▶ What to work on: Restate the entries below word for word, omitting nothing.

▶ Records:

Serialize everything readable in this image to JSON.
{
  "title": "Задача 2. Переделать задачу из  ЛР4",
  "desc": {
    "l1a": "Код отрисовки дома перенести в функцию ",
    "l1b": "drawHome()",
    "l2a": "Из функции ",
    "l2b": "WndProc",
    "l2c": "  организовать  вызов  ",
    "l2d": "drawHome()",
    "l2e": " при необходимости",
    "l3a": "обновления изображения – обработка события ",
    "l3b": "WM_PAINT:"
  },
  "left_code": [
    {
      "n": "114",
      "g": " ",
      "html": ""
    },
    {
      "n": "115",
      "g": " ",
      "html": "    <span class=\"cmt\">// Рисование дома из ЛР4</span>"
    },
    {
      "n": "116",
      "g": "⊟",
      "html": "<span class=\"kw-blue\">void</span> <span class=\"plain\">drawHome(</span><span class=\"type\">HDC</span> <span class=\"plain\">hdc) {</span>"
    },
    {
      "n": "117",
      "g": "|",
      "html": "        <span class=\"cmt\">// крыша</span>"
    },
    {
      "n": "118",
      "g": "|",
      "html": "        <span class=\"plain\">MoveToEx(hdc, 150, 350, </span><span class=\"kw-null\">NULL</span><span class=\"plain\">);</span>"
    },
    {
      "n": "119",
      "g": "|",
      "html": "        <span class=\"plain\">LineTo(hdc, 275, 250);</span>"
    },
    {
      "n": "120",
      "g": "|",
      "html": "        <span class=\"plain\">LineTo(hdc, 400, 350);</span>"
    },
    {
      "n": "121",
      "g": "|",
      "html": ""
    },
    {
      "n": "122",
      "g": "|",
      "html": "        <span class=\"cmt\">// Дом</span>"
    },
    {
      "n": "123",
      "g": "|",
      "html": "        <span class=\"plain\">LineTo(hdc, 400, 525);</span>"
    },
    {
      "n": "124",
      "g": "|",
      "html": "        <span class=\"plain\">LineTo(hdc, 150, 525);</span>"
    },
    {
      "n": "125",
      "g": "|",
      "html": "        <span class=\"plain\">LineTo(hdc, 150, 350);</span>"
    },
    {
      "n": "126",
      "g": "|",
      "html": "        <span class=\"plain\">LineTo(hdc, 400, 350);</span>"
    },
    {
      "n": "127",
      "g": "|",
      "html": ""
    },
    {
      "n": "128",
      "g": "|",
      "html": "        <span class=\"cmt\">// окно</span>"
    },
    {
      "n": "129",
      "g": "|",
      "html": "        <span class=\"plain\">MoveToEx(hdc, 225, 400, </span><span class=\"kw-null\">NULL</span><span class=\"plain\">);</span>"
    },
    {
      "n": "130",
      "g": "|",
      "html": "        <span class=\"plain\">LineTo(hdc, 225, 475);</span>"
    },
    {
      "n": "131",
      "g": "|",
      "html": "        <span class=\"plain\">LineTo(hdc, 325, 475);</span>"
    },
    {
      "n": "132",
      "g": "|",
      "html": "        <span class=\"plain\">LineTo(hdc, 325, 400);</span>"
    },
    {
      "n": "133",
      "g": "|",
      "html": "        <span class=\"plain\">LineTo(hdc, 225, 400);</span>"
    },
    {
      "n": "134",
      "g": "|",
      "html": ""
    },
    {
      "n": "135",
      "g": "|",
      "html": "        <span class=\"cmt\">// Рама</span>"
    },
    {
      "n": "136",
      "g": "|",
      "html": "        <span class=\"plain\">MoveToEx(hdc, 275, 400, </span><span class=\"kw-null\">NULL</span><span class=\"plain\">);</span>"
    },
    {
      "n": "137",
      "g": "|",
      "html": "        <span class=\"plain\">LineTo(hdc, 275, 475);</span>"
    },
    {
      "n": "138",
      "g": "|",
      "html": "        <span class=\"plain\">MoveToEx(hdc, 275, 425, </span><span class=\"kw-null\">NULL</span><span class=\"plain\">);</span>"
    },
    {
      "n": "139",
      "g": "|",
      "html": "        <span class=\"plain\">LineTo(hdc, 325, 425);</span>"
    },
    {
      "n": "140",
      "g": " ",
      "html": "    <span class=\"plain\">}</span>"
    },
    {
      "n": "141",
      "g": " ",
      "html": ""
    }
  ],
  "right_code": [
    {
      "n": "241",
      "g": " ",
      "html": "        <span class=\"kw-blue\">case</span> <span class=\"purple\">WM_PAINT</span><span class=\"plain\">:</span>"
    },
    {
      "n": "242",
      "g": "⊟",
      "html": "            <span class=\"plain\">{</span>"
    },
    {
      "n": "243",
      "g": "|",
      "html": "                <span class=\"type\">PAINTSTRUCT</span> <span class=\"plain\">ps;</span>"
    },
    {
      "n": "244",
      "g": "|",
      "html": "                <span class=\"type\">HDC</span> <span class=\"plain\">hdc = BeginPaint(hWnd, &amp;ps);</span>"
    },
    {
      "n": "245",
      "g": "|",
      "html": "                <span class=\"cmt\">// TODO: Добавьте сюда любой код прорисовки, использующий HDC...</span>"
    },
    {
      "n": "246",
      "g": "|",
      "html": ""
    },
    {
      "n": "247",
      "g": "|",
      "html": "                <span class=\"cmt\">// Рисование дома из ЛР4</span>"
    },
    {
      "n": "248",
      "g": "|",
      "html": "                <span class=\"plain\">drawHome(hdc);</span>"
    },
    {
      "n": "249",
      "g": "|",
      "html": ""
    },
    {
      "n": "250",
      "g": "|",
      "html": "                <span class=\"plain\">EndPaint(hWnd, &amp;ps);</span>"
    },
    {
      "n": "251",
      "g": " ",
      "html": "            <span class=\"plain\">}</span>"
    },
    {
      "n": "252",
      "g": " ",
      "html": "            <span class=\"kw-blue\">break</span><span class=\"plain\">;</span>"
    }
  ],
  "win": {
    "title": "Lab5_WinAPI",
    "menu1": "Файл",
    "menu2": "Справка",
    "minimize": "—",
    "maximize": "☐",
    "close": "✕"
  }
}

▶ Task response:
Serialize everything readable in this image to JSON.
{
  "title": "Задача 2. Переделать задачу из  ЛР4",
  "desc": {
    "l1a": "Код отрисовки дома перенести в функцию ",
    "l1b": "drawHome()",
    "l2a": "Из функции ",
    "l2b": "WndProc",
    "l2c": "  организовать  вызов  ",
    "l2d": "drawHome()",
    "l2e": " при необходимости",
    "l3a": "обновления изображения – обработка события ",
    "l3b": "WM_PAINT:"
  },
  "left_code": [
    {
      "n": "114",
      "g": " ",
      "html": ""
    },
    {
      "n": "115",
      "g": " ",
      "html": "    <span class=\"cmt\">// Рисование дома из ЛР4</span>"
    },
    {
      "n": "116",
      "g": "⊟",
      "html": "<span class=\"kw-blue\">void</span> <span class=\"plain\">drawHome(</span><span class=\"type\">HDC</span> <span class=\"plain\">hdc) {</span>"
    },
    {
      "n": "117",
      "g": "|",
      "html": "        <span class=\"cmt\">// крыша</span>"
    },
    {
      "n": "118",
      "g": "|",
      "html": "        <span class=\"plain\">MoveToEx(hdc, 150, 350, </span><span class=\"kw-null\">NULL</span><span class=\"plain\">);</span>"
    },
    {
      "n": "119",
      "g": "|",
      "html": "        <span class=\"plain\">LineTo(hdc, 275, 250);</span>"
    },
    {
      "n": "120",
      "g": "|",
      "html": "        <span class=\"plain\">LineTo(hdc, 400, 350);</span>"
    },
    {
      "n": "121",
      "g": "|",
      "html": ""
    },
    {
      "n": "122",
      "g": "|",
      "html": "        <span class=\"cmt\">// Дом</span>"
    },
    {
      "n": "123",
      "g": "|",
      "html": "        <span class=\"plain\">LineTo(hdc, 400, 525);</span>"
    },
    {
      "n": "124",
      "g": "|",
      "html": "        <span class=\"plain\">LineTo(hdc, 150, 525);</span>"
    },
    {
      "n": "125",
      "g": "|",
      "html": "        <span class=\"plain\">LineTo(hdc, 150, 350);</span>"
    },
    {
      "n": "126",
      "g": "|",
      "html": "        <span class=\"plain\">LineTo(hdc, 400, 350);</span>"
    },
    {
      "n": "127",
      "g": "|",
      "html": ""
    },
    {
      "n": "128",
      "g": "|",
      "html": "        <span class=\"cmt\">// окно</span>"
    },
    {
      "n": "129",
      "g": "|",
      "html": "        <span class=\"plain\">MoveToEx(hdc, 225, 400, </span><span class=\"kw-null\">NULL</span><span class=\"plain\">);</span>"
    },
    {
      "n": "130",
      "g": "|",
      "html": "        <span class=\"plain\">LineTo(hdc, 225, 475);</span>"
    },
    {
      "n": "131",
      "g": "|",
      "html": "        <span class=\"plain\">LineTo(hdc, 325, 475);</span>"
    },
    {
      "n": "132",
      "g": "|",
      "html": "        <span class=\"plain\">LineTo(hdc, 325, 400);</span>"
    },
    {
      "n": "133",
      "g": "|",
      "html": "        <span class=\"plain\">LineTo(hdc, 225, 400);</span>"
    },
    {
      "n": "134",
      "g": "|",
      "html": ""
    },
    {
      "n": "135",
      "g": "|",
      "html": "        <span class=\"cmt\">// Рама</span>"
    },
    {
      "n": "136",
      "g": "|",
      "html": "        <span class=\"plain\">MoveToEx(hdc, 275, 400, </span><span class=\"kw-null\">NULL</span><span class=\"plain\">);</span>"
    },
    {
      "n": "137",
      "g": "|",
      "html": "        <span class=\"plain\">LineTo(hdc, 275, 475);</span>"
    },
    {
      "n": "138",
      "g": "|",
      "html": "        <span class=\"plain\">MoveToEx(hdc, 275, 425, </span><span class=\"kw-null\">NULL</span><span class=\"plain\">);</span>"
    },
    {
      "n": "139",
      "g": "|",
      "html": "        <span class=\"plain\">LineTo(hdc, 325, 425);</span>"
    },
    {
      "n": "140",
      "g": " ",
      "html": "    <span class=\"plain\">}</span>"
    },
    {
      "n": "141",
      "g": " ",
      "html": ""
    }
  ],
  "right_code": [
    {
      "n": "241",
      "g": " ",
      "html": "        <span class=\"kw-blue\">case</span> <span class=\"purple\">WM_PAINT</span><span class=\"plain\">:</span>"
    },
    {
      "n": "242",
      "g": "⊟",
      "html": "            <span class=\"plain\">{</span>"
    },
    {
      "n": "243",
      "g": "|",
      "html": "                <span class=\"type\">PAINTSTRUCT</span> <span class=\"plain\">ps;</span>"
    },
    {
      "n": "244",
      "g": "|",
      "html": "                <span class=\"type\">HDC</span> <span class=\"plain\">hdc = BeginPaint(hWnd, &amp;ps);</span>"
    },
    {
      "n": "245",
      "g": "|",
      "html": "                <span class=\"cmt\">// TODO: Добавьте сюда любой код прорисовки, использующий HDC...</span>"
    },
    {
      "n": "246",
      "g": "|",
      "html": ""
    },
    {
      "n": "247",
      "g": "|",
      "html": "                <span class=\"cmt\">// Рисование дома из ЛР4</span>"
    },
    {
      "n": "248",
      "g": "|",
      "html": "                <span class=\"plain\">drawHome(hdc);</span>"
    },
    {
      "n": "249",
      "g": "|",
      "html": ""
    },
    {
      "n": "250",
      "g": "|",
      "html": "                <span class=\"plain\">EndPaint(hWnd, &amp;ps);</span>"
    },
    {
      "n": "251",
      "g": " ",
      "html": "            <span class=\"plain\">}</span>"
    },
    {
      "n": "252",
      "g": " ",
      "html": "            <span class=\"kw-blue\">break</span><span class=\"plain\">;</span>"
    }
  ],
  "win": {
    "title": "Lab5_WinAPI",
    "menu1": "Файл",
    "menu2": "Справка",
    "minimize": "—",
    "maximize": "☐",
    "close": "✕"
  }
}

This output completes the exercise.